◆ What the exercise asks
Every entry below should be printed exactly, without its images.

Some records:
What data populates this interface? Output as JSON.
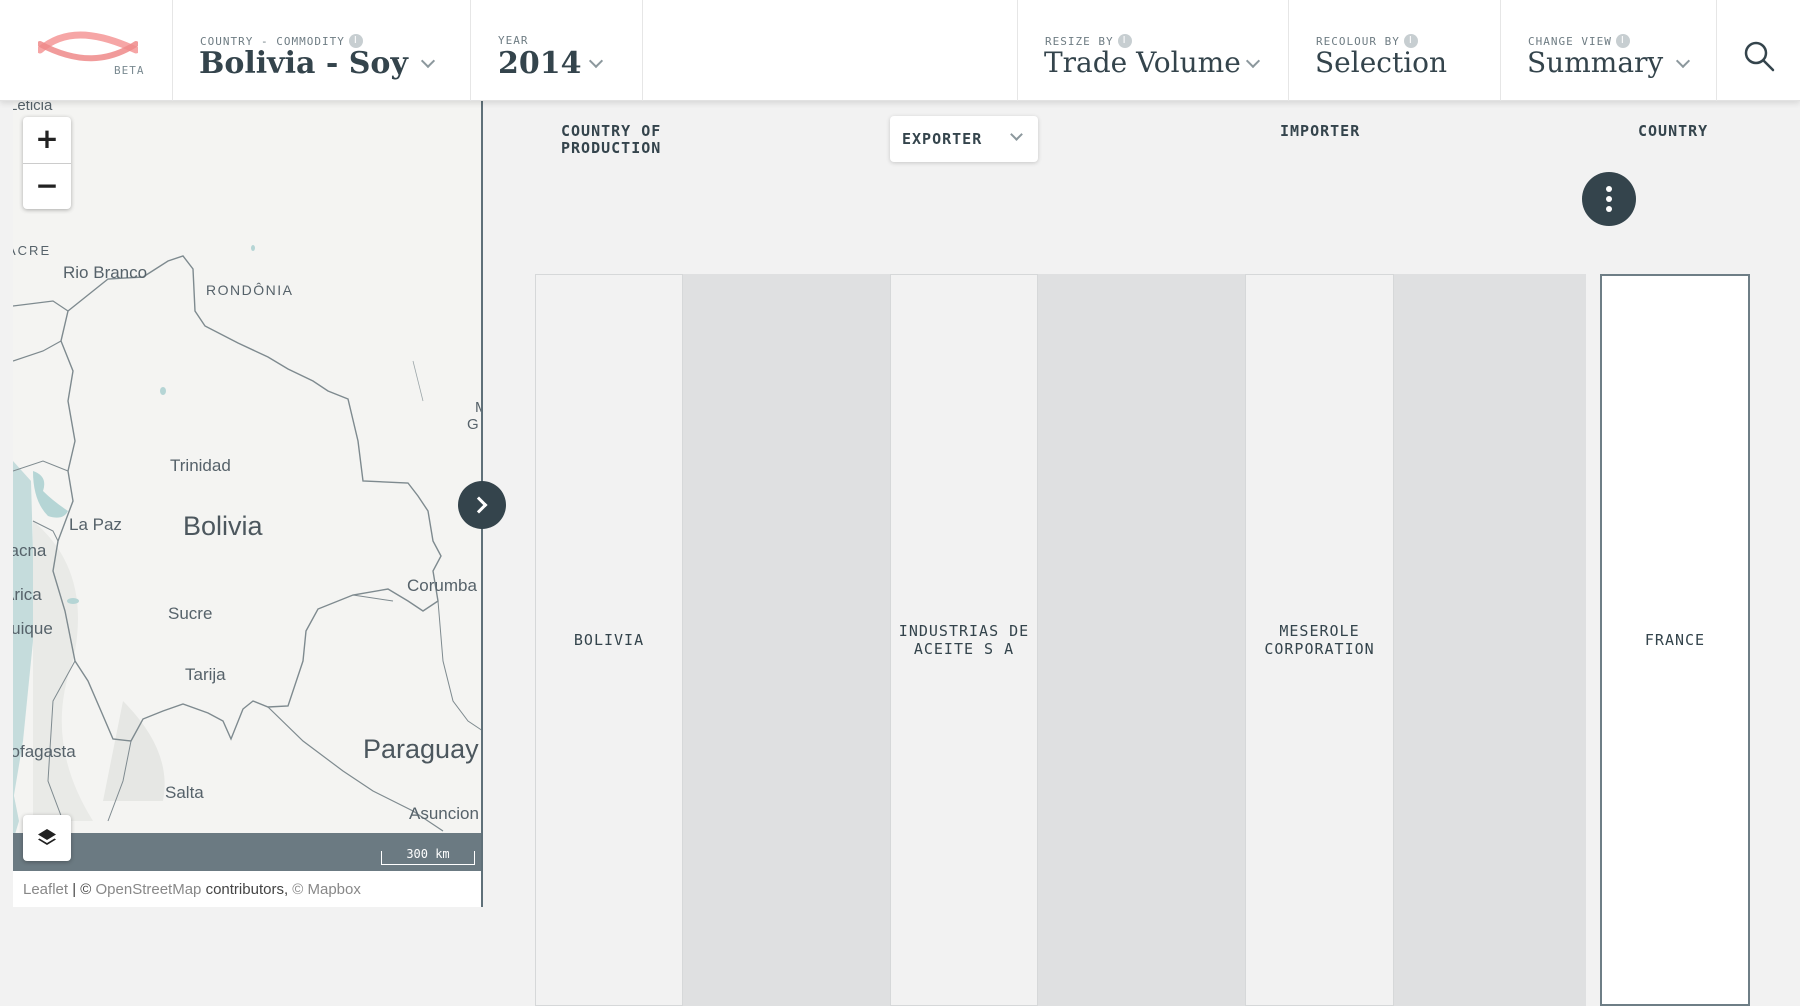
{
  "header": {
    "logo_badge": "BETA",
    "country_commodity": {
      "label": "COUNTRY - COMMODITY",
      "value": "Bolivia - Soy"
    },
    "year": {
      "label": "YEAR",
      "value": "2014"
    },
    "resize_by": {
      "label": "RESIZE BY",
      "value": "Trade Volume"
    },
    "recolour_by": {
      "label": "RECOLOUR BY",
      "value": "Selection"
    },
    "change_view": {
      "label": "CHANGE VIEW",
      "value": "Summary"
    },
    "info_glyph": "i"
  },
  "map": {
    "zoom_in": "+",
    "zoom_out": "−",
    "labels": {
      "leticia": "Leticia",
      "acre": "ACRE",
      "rio_branco": "Rio Branco",
      "rondonia": "RONDÔNIA",
      "trinidad": "Trinidad",
      "la_paz": "La Paz",
      "bolivia": "Bolivia",
      "tacna": "Tacna",
      "arica": "Arica",
      "iquique": "Iquique",
      "sucre": "Sucre",
      "corumba": "Corumba",
      "tarija": "Tarija",
      "antofagasta": "Antofagasta",
      "paraguay": "Paraguay",
      "salta": "Salta",
      "asuncion": "Asuncion",
      "mg": "M",
      "gr": "G"
    },
    "scale": "300 km",
    "attribution": {
      "leaflet": "Leaflet",
      "sep": " | © ",
      "osm": "OpenStreetMap",
      "contrib": " contributors, ",
      "mapbox": "© Mapbox"
    }
  },
  "sankey": {
    "columns": {
      "production": "COUNTRY OF\nPRODUCTION",
      "exporter": "EXPORTER",
      "importer": "IMPORTER",
      "country": "COUNTRY"
    },
    "nodes": {
      "production": "BOLIVIA",
      "exporter": "INDUSTRIAS DE ACEITE S A",
      "importer": "MESEROLE CORPORATION",
      "country": "FRANCE"
    }
  }
}
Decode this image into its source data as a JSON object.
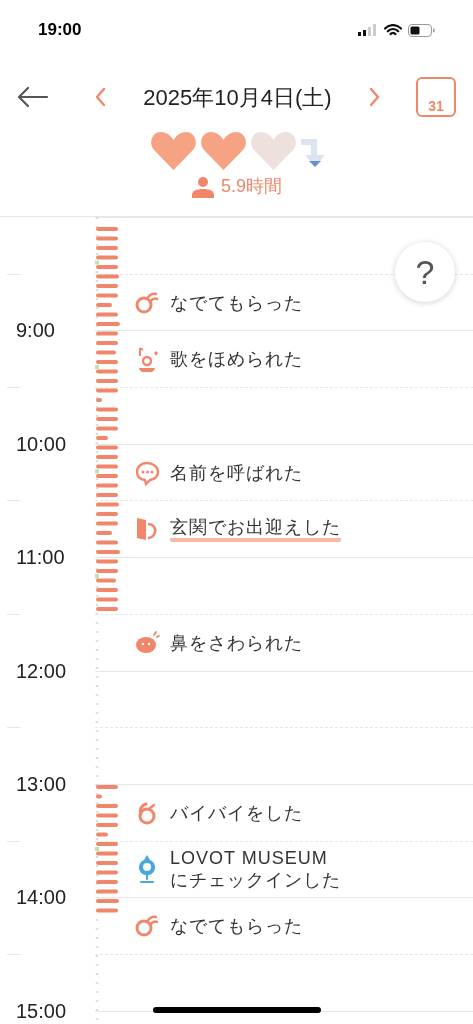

◆ Completed task
What data populates this interface? Output as JSON.
{
  "header": {
    "logo_badge": "BETA",
    "country_commodity": {
      "label": "COUNTRY - COMMODITY",
      "value": "Bolivia - Soy"
    },
    "year": {
      "label": "YEAR",
      "value": "2014"
    },
    "resize_by": {
      "label": "RESIZE BY",
      "value": "Trade Volume"
    },
    "recolour_by": {
      "label": "RECOLOUR BY",
      "value": "Selection"
    },
    "change_view": {
      "label": "CHANGE VIEW",
      "value": "Summary"
    },
    "info_glyph": "i"
  },
  "map": {
    "zoom_in": "+",
    "zoom_out": "−",
    "labels": {
      "leticia": "Leticia",
      "acre": "ACRE",
      "rio_branco": "Rio Branco",
      "rondonia": "RONDÔNIA",
      "trinidad": "Trinidad",
      "la_paz": "La Paz",
      "bolivia": "Bolivia",
      "tacna": "Tacna",
      "arica": "Arica",
      "iquique": "Iquique",
      "sucre": "Sucre",
      "corumba": "Corumba",
      "tarija": "Tarija",
      "antofagasta": "Antofagasta",
      "paraguay": "Paraguay",
      "salta": "Salta",
      "asuncion": "Asuncion",
      "mg": "M",
      "gr": "G"
    },
    "scale": "300 km",
    "attribution": {
      "leaflet": "Leaflet",
      "sep": " | © ",
      "osm": "OpenStreetMap",
      "contrib": " contributors, ",
      "mapbox": "© Mapbox"
    }
  },
  "sankey": {
    "columns": {
      "production": "COUNTRY OF\nPRODUCTION",
      "exporter": "EXPORTER",
      "importer": "IMPORTER",
      "country": "COUNTRY"
    },
    "nodes": {
      "production": "BOLIVIA",
      "exporter": "INDUSTRIAS DE ACEITE S A",
      "importer": "MESEROLE CORPORATION",
      "country": "FRANCE"
    }
  }
}
Decode this image into its source data as a JSON object.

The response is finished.